Exercise directions: Quote the entries word for word. Omit the pictures.
+++
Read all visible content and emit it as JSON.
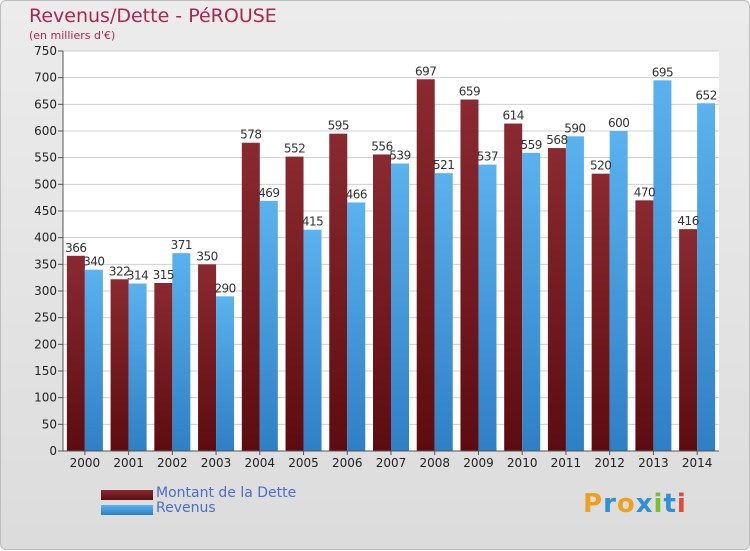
{
  "header": {
    "title": "Revenus/Dette - PéROUSE",
    "subtitle": "(en milliers d'€)"
  },
  "chart_data": {
    "type": "bar",
    "categories": [
      "2000",
      "2001",
      "2002",
      "2003",
      "2004",
      "2005",
      "2006",
      "2007",
      "2008",
      "2009",
      "2010",
      "2011",
      "2012",
      "2013",
      "2014"
    ],
    "series": [
      {
        "name": "Montant de la Dette",
        "color": "#7a1f24",
        "values": [
          366,
          322,
          315,
          350,
          578,
          552,
          595,
          556,
          697,
          659,
          614,
          568,
          520,
          470,
          416
        ]
      },
      {
        "name": "Revenus",
        "color": "#4aa3e3",
        "values": [
          340,
          314,
          371,
          290,
          469,
          415,
          466,
          539,
          521,
          537,
          559,
          590,
          600,
          695,
          652
        ]
      }
    ],
    "ylim": [
      0,
      750
    ],
    "yticks": [
      0,
      50,
      100,
      150,
      200,
      250,
      300,
      350,
      400,
      450,
      500,
      550,
      600,
      650,
      700,
      750
    ],
    "grid": true,
    "legend_position": "bottom-left"
  },
  "legend": {
    "items": [
      {
        "label": "Montant de la Dette",
        "color": "#6b1418"
      },
      {
        "label": "Revenus",
        "color": "#4aa3e3"
      }
    ]
  },
  "logo": {
    "letters": [
      "P",
      "r",
      "o",
      "x",
      "i",
      "t",
      "i"
    ],
    "colors": [
      "#f0a020",
      "#2f8fd8",
      "#f0a020",
      "#2f8fd8",
      "#7bbf2f",
      "#2f8fd8",
      "#e04b3a"
    ]
  }
}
+++
Completed task:
Read all visible content and emit it as JSON.
{
  "header": {
    "title": "Revenus/Dette - PéROUSE",
    "subtitle": "(en milliers d'€)"
  },
  "chart_data": {
    "type": "bar",
    "categories": [
      "2000",
      "2001",
      "2002",
      "2003",
      "2004",
      "2005",
      "2006",
      "2007",
      "2008",
      "2009",
      "2010",
      "2011",
      "2012",
      "2013",
      "2014"
    ],
    "series": [
      {
        "name": "Montant de la Dette",
        "color": "#7a1f24",
        "values": [
          366,
          322,
          315,
          350,
          578,
          552,
          595,
          556,
          697,
          659,
          614,
          568,
          520,
          470,
          416
        ]
      },
      {
        "name": "Revenus",
        "color": "#4aa3e3",
        "values": [
          340,
          314,
          371,
          290,
          469,
          415,
          466,
          539,
          521,
          537,
          559,
          590,
          600,
          695,
          652
        ]
      }
    ],
    "ylim": [
      0,
      750
    ],
    "yticks": [
      0,
      50,
      100,
      150,
      200,
      250,
      300,
      350,
      400,
      450,
      500,
      550,
      600,
      650,
      700,
      750
    ],
    "grid": true,
    "legend_position": "bottom-left"
  },
  "legend": {
    "items": [
      {
        "label": "Montant de la Dette",
        "color": "#6b1418"
      },
      {
        "label": "Revenus",
        "color": "#4aa3e3"
      }
    ]
  },
  "logo": {
    "letters": [
      "P",
      "r",
      "o",
      "x",
      "i",
      "t",
      "i"
    ],
    "colors": [
      "#f0a020",
      "#2f8fd8",
      "#f0a020",
      "#2f8fd8",
      "#7bbf2f",
      "#2f8fd8",
      "#e04b3a"
    ]
  }
}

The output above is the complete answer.